**DATA FOR PROCESSING:**
+--
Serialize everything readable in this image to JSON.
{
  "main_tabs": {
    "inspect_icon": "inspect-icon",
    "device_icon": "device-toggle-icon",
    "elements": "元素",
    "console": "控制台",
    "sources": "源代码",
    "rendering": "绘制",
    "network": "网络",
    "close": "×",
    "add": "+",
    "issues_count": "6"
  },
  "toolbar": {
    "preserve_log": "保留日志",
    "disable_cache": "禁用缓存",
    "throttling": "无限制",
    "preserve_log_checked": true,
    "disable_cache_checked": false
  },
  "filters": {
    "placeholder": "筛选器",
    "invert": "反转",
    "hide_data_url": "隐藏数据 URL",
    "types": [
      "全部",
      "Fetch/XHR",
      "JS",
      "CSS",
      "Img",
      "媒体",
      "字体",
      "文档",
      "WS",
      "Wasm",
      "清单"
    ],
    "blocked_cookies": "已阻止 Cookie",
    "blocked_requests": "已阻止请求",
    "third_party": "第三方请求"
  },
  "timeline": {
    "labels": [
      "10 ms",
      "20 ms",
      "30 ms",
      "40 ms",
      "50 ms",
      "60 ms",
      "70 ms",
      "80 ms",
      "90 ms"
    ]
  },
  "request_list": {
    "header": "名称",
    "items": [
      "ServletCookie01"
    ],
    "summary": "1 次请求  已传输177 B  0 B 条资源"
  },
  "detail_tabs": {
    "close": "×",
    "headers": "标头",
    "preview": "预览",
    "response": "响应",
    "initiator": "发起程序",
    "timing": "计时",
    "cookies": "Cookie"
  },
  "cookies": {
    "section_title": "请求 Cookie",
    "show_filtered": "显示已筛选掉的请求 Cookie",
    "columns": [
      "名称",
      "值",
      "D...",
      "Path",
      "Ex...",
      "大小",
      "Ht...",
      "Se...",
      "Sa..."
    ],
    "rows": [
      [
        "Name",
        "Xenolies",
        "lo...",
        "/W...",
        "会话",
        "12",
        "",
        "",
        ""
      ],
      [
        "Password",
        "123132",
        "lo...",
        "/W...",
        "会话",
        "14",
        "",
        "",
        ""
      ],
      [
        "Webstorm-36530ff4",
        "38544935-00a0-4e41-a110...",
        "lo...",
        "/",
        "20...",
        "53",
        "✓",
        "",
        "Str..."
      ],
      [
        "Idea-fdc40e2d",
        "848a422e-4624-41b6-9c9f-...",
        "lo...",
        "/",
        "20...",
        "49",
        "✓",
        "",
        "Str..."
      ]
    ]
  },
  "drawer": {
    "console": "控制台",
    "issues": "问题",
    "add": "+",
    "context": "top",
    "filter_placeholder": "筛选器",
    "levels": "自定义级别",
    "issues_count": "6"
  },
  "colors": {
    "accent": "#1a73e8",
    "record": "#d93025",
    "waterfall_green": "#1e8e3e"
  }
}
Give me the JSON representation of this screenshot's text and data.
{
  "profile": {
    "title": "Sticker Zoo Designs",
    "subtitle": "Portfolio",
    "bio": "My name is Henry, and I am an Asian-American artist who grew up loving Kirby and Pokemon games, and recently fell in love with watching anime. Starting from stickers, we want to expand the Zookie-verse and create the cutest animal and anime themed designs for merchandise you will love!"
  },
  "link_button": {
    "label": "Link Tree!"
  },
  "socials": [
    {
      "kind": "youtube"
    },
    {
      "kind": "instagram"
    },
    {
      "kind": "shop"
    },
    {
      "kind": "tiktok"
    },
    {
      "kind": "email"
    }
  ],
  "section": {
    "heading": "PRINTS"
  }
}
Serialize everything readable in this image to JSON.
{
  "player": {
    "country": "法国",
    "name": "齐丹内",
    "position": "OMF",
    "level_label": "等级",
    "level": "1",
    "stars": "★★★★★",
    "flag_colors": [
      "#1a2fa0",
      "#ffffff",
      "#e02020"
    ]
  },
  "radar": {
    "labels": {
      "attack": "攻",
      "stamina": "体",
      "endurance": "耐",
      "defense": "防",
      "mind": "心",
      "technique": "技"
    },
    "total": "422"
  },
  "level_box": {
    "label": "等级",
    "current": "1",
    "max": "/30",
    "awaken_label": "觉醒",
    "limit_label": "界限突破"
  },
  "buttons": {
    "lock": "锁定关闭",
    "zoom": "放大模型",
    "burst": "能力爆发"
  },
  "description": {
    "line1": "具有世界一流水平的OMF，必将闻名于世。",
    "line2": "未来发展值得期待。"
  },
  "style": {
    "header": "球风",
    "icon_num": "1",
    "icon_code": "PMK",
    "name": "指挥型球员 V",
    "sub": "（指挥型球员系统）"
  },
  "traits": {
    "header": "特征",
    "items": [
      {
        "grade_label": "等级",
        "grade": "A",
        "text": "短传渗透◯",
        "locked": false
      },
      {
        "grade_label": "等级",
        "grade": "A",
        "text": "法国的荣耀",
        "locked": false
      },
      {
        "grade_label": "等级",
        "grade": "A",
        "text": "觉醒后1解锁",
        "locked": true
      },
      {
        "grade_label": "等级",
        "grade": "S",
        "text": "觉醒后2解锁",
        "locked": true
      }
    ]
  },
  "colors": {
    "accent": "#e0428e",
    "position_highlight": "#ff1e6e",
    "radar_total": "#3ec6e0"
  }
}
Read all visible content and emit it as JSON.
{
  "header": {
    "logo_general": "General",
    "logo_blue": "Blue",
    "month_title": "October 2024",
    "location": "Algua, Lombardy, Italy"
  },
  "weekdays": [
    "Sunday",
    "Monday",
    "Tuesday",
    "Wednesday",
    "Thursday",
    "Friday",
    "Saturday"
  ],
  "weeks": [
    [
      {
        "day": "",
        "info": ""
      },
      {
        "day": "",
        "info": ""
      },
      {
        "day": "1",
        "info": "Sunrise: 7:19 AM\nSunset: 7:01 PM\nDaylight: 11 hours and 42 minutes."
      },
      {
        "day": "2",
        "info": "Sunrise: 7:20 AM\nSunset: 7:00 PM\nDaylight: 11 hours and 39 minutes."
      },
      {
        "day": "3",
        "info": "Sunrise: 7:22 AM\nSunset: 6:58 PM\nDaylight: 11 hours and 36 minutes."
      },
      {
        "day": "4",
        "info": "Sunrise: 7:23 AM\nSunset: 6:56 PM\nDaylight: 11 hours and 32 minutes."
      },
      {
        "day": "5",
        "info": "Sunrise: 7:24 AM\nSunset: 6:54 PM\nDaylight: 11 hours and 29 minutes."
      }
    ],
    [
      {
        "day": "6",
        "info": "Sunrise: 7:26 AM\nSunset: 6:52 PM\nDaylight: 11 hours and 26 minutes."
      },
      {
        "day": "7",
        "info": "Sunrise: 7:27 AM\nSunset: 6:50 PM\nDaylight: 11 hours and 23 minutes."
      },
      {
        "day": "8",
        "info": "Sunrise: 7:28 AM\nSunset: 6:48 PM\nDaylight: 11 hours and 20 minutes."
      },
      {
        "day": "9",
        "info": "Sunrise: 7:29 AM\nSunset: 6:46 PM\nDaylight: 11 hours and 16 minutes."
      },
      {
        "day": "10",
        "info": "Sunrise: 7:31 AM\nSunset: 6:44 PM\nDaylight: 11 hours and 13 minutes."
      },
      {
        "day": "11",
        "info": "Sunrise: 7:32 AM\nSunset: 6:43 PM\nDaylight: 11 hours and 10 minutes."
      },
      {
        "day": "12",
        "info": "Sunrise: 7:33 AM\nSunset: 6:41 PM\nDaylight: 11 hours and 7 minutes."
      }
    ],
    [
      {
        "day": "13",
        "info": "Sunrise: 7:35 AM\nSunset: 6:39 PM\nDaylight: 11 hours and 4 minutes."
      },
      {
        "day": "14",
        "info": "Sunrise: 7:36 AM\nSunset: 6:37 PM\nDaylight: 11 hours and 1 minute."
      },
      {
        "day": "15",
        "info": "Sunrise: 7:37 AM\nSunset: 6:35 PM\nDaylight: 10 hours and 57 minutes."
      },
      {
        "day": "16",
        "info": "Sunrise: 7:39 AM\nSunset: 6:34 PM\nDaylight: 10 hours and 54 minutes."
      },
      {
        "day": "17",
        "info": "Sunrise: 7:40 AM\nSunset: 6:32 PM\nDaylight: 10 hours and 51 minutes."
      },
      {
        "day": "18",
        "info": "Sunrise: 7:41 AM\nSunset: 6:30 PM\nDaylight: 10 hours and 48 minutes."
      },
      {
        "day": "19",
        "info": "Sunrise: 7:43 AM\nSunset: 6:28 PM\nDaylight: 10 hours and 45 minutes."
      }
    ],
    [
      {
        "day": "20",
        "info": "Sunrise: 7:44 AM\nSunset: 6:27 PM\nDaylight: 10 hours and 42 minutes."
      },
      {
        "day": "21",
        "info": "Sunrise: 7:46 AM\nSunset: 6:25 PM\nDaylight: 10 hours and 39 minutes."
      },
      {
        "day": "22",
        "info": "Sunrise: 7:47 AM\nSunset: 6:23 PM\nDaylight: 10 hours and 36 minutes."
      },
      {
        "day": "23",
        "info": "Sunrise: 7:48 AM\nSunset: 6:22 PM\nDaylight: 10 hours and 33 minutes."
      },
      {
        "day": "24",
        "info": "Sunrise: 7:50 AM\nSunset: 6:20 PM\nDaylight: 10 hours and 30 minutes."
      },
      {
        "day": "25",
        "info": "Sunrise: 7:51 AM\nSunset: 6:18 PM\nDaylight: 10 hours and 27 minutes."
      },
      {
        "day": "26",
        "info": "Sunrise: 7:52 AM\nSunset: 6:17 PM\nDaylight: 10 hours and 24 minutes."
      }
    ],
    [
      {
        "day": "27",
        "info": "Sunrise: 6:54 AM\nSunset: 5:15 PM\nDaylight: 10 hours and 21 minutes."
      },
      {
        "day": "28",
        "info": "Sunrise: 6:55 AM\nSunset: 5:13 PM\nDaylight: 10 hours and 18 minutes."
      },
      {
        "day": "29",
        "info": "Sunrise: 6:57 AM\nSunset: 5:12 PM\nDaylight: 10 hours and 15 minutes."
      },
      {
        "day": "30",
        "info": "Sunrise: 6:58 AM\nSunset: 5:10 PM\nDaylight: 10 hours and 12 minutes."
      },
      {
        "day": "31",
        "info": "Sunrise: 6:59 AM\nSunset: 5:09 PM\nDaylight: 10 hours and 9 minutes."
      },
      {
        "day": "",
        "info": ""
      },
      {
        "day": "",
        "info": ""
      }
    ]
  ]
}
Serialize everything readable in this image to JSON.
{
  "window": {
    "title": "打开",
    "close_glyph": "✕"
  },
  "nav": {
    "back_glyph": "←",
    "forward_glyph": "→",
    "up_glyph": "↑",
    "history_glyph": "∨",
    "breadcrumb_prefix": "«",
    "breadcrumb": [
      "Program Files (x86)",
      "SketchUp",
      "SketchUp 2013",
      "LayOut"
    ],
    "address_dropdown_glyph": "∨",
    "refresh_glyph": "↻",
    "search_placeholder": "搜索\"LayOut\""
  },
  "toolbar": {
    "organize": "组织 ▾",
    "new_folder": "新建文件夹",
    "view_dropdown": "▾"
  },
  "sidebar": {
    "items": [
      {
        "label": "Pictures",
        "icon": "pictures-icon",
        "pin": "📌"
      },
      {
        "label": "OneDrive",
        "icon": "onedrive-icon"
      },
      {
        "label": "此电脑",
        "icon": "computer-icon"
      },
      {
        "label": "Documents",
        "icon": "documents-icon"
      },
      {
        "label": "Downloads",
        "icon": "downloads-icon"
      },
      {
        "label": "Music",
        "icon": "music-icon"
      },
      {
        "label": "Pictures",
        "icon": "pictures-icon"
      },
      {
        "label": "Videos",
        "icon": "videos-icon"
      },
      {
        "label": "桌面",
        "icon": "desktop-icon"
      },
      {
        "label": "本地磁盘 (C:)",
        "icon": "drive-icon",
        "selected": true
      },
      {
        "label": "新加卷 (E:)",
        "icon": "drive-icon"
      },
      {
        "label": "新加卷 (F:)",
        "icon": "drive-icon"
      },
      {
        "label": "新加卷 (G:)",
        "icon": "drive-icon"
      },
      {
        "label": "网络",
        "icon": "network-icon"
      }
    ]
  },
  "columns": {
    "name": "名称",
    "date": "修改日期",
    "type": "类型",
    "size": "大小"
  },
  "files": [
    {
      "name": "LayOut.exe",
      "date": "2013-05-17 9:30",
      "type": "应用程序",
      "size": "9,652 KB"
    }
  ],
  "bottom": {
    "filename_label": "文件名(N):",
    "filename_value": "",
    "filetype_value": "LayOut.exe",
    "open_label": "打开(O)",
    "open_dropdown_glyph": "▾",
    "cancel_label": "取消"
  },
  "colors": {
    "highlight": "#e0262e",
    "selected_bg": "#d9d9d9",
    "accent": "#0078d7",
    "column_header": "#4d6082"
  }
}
+--
**TASK DESCRIPTION:** Find the lines above that contain the word "accent" and collect them.

**ANSWER TO THE EXERCISE:**
    "accent": "#1a73e8",
    "accent": "#e0428e",
    "accent": "#0078d7",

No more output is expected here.